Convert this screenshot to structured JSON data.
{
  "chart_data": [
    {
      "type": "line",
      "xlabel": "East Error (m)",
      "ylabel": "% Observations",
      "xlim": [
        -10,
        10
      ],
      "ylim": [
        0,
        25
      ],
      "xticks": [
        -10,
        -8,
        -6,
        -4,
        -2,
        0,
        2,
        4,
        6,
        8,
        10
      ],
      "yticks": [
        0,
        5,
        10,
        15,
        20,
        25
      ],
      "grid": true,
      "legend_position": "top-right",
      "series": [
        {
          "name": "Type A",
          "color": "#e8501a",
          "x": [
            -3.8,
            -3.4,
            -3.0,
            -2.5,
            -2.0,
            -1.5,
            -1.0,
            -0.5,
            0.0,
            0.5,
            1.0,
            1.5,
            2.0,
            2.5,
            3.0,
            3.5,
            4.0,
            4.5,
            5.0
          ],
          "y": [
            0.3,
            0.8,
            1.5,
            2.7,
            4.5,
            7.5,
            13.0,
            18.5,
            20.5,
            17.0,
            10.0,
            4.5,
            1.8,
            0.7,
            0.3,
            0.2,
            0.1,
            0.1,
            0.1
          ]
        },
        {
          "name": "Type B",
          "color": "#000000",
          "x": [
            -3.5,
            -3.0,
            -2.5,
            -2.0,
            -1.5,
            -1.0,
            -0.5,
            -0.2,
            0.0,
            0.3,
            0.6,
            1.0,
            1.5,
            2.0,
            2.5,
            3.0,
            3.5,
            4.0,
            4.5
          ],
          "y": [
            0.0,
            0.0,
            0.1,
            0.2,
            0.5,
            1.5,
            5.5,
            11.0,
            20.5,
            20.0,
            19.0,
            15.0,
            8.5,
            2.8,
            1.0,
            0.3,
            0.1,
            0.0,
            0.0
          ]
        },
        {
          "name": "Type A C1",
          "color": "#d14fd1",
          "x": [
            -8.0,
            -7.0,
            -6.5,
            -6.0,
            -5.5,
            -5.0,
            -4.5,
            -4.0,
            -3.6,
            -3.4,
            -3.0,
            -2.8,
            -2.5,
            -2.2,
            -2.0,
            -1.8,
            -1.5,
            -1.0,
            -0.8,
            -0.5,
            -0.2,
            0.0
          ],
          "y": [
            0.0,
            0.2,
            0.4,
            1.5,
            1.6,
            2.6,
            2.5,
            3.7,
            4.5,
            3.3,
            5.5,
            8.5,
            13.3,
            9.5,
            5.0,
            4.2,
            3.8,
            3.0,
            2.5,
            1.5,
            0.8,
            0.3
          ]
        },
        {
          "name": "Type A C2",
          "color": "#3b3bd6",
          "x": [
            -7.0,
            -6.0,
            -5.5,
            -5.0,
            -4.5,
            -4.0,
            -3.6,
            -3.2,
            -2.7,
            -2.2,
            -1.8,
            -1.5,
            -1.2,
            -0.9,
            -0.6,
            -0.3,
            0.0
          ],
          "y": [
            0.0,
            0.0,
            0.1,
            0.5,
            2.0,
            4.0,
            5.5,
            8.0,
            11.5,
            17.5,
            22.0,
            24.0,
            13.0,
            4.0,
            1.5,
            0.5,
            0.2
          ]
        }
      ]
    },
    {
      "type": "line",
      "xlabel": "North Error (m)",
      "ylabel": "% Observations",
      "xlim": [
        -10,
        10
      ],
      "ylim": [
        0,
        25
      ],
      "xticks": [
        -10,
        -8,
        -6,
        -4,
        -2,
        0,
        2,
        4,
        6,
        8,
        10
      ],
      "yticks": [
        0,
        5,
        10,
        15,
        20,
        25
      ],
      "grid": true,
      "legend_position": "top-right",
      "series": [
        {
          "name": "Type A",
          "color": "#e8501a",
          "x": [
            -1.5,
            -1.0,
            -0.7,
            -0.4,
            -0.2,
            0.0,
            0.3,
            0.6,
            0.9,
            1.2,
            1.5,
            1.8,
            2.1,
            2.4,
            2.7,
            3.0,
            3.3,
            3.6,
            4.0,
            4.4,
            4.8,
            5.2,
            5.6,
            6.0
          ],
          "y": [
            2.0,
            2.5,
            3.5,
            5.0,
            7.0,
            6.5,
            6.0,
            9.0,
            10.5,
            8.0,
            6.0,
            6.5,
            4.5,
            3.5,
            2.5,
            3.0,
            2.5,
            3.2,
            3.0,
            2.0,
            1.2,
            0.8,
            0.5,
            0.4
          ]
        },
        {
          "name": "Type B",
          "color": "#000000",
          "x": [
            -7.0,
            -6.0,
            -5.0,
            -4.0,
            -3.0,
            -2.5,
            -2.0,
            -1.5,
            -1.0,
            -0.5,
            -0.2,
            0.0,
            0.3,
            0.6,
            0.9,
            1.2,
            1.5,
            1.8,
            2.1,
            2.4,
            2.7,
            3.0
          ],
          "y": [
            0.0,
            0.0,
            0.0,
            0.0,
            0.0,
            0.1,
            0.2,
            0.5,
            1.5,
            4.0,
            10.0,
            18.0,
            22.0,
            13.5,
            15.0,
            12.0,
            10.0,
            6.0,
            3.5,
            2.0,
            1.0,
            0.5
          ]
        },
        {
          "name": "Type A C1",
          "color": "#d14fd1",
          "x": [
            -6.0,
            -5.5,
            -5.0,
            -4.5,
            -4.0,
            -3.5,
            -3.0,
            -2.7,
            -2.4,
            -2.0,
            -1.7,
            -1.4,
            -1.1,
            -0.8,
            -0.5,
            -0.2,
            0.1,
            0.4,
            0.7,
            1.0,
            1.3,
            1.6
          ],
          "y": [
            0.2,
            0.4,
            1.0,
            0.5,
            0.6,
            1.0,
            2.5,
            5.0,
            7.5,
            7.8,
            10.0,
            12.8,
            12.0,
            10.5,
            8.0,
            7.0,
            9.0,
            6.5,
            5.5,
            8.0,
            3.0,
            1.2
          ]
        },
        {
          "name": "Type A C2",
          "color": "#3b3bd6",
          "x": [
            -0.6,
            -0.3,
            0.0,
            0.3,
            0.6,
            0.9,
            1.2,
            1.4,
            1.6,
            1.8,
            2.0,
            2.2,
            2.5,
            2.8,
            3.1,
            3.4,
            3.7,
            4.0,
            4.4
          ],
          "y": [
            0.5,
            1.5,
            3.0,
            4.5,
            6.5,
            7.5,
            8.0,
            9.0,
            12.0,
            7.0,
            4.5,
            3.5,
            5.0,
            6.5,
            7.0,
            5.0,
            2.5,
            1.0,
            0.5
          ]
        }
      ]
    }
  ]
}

● ● ● ●

=== Aim ===
Print the whole listing exactly as it is.

=== Output of the task ===
Convert this screenshot to structured JSON data.
{
  "chart_data": [
    {
      "type": "line",
      "xlabel": "East Error (m)",
      "ylabel": "% Observations",
      "xlim": [
        -10,
        10
      ],
      "ylim": [
        0,
        25
      ],
      "xticks": [
        -10,
        -8,
        -6,
        -4,
        -2,
        0,
        2,
        4,
        6,
        8,
        10
      ],
      "yticks": [
        0,
        5,
        10,
        15,
        20,
        25
      ],
      "grid": true,
      "legend_position": "top-right",
      "series": [
        {
          "name": "Type A",
          "color": "#e8501a",
          "x": [
            -3.8,
            -3.4,
            -3.0,
            -2.5,
            -2.0,
            -1.5,
            -1.0,
            -0.5,
            0.0,
            0.5,
            1.0,
            1.5,
            2.0,
            2.5,
            3.0,
            3.5,
            4.0,
            4.5,
            5.0
          ],
          "y": [
            0.3,
            0.8,
            1.5,
            2.7,
            4.5,
            7.5,
            13.0,
            18.5,
            20.5,
            17.0,
            10.0,
            4.5,
            1.8,
            0.7,
            0.3,
            0.2,
            0.1,
            0.1,
            0.1
          ]
        },
        {
          "name": "Type B",
          "color": "#000000",
          "x": [
            -3.5,
            -3.0,
            -2.5,
            -2.0,
            -1.5,
            -1.0,
            -0.5,
            -0.2,
            0.0,
            0.3,
            0.6,
            1.0,
            1.5,
            2.0,
            2.5,
            3.0,
            3.5,
            4.0,
            4.5
          ],
          "y": [
            0.0,
            0.0,
            0.1,
            0.2,
            0.5,
            1.5,
            5.5,
            11.0,
            20.5,
            20.0,
            19.0,
            15.0,
            8.5,
            2.8,
            1.0,
            0.3,
            0.1,
            0.0,
            0.0
          ]
        },
        {
          "name": "Type A C1",
          "color": "#d14fd1",
          "x": [
            -8.0,
            -7.0,
            -6.5,
            -6.0,
            -5.5,
            -5.0,
            -4.5,
            -4.0,
            -3.6,
            -3.4,
            -3.0,
            -2.8,
            -2.5,
            -2.2,
            -2.0,
            -1.8,
            -1.5,
            -1.0,
            -0.8,
            -0.5,
            -0.2,
            0.0
          ],
          "y": [
            0.0,
            0.2,
            0.4,
            1.5,
            1.6,
            2.6,
            2.5,
            3.7,
            4.5,
            3.3,
            5.5,
            8.5,
            13.3,
            9.5,
            5.0,
            4.2,
            3.8,
            3.0,
            2.5,
            1.5,
            0.8,
            0.3
          ]
        },
        {
          "name": "Type A C2",
          "color": "#3b3bd6",
          "x": [
            -7.0,
            -6.0,
            -5.5,
            -5.0,
            -4.5,
            -4.0,
            -3.6,
            -3.2,
            -2.7,
            -2.2,
            -1.8,
            -1.5,
            -1.2,
            -0.9,
            -0.6,
            -0.3,
            0.0
          ],
          "y": [
            0.0,
            0.0,
            0.1,
            0.5,
            2.0,
            4.0,
            5.5,
            8.0,
            11.5,
            17.5,
            22.0,
            24.0,
            13.0,
            4.0,
            1.5,
            0.5,
            0.2
          ]
        }
      ]
    },
    {
      "type": "line",
      "xlabel": "North Error (m)",
      "ylabel": "% Observations",
      "xlim": [
        -10,
        10
      ],
      "ylim": [
        0,
        25
      ],
      "xticks": [
        -10,
        -8,
        -6,
        -4,
        -2,
        0,
        2,
        4,
        6,
        8,
        10
      ],
      "yticks": [
        0,
        5,
        10,
        15,
        20,
        25
      ],
      "grid": true,
      "legend_position": "top-right",
      "series": [
        {
          "name": "Type A",
          "color": "#e8501a",
          "x": [
            -1.5,
            -1.0,
            -0.7,
            -0.4,
            -0.2,
            0.0,
            0.3,
            0.6,
            0.9,
            1.2,
            1.5,
            1.8,
            2.1,
            2.4,
            2.7,
            3.0,
            3.3,
            3.6,
            4.0,
            4.4,
            4.8,
            5.2,
            5.6,
            6.0
          ],
          "y": [
            2.0,
            2.5,
            3.5,
            5.0,
            7.0,
            6.5,
            6.0,
            9.0,
            10.5,
            8.0,
            6.0,
            6.5,
            4.5,
            3.5,
            2.5,
            3.0,
            2.5,
            3.2,
            3.0,
            2.0,
            1.2,
            0.8,
            0.5,
            0.4
          ]
        },
        {
          "name": "Type B",
          "color": "#000000",
          "x": [
            -7.0,
            -6.0,
            -5.0,
            -4.0,
            -3.0,
            -2.5,
            -2.0,
            -1.5,
            -1.0,
            -0.5,
            -0.2,
            0.0,
            0.3,
            0.6,
            0.9,
            1.2,
            1.5,
            1.8,
            2.1,
            2.4,
            2.7,
            3.0
          ],
          "y": [
            0.0,
            0.0,
            0.0,
            0.0,
            0.0,
            0.1,
            0.2,
            0.5,
            1.5,
            4.0,
            10.0,
            18.0,
            22.0,
            13.5,
            15.0,
            12.0,
            10.0,
            6.0,
            3.5,
            2.0,
            1.0,
            0.5
          ]
        },
        {
          "name": "Type A C1",
          "color": "#d14fd1",
          "x": [
            -6.0,
            -5.5,
            -5.0,
            -4.5,
            -4.0,
            -3.5,
            -3.0,
            -2.7,
            -2.4,
            -2.0,
            -1.7,
            -1.4,
            -1.1,
            -0.8,
            -0.5,
            -0.2,
            0.1,
            0.4,
            0.7,
            1.0,
            1.3,
            1.6
          ],
          "y": [
            0.2,
            0.4,
            1.0,
            0.5,
            0.6,
            1.0,
            2.5,
            5.0,
            7.5,
            7.8,
            10.0,
            12.8,
            12.0,
            10.5,
            8.0,
            7.0,
            9.0,
            6.5,
            5.5,
            8.0,
            3.0,
            1.2
          ]
        },
        {
          "name": "Type A C2",
          "color": "#3b3bd6",
          "x": [
            -0.6,
            -0.3,
            0.0,
            0.3,
            0.6,
            0.9,
            1.2,
            1.4,
            1.6,
            1.8,
            2.0,
            2.2,
            2.5,
            2.8,
            3.1,
            3.4,
            3.7,
            4.0,
            4.4
          ],
          "y": [
            0.5,
            1.5,
            3.0,
            4.5,
            6.5,
            7.5,
            8.0,
            9.0,
            12.0,
            7.0,
            4.5,
            3.5,
            5.0,
            6.5,
            7.0,
            5.0,
            2.5,
            1.0,
            0.5
          ]
        }
      ]
    }
  ]
}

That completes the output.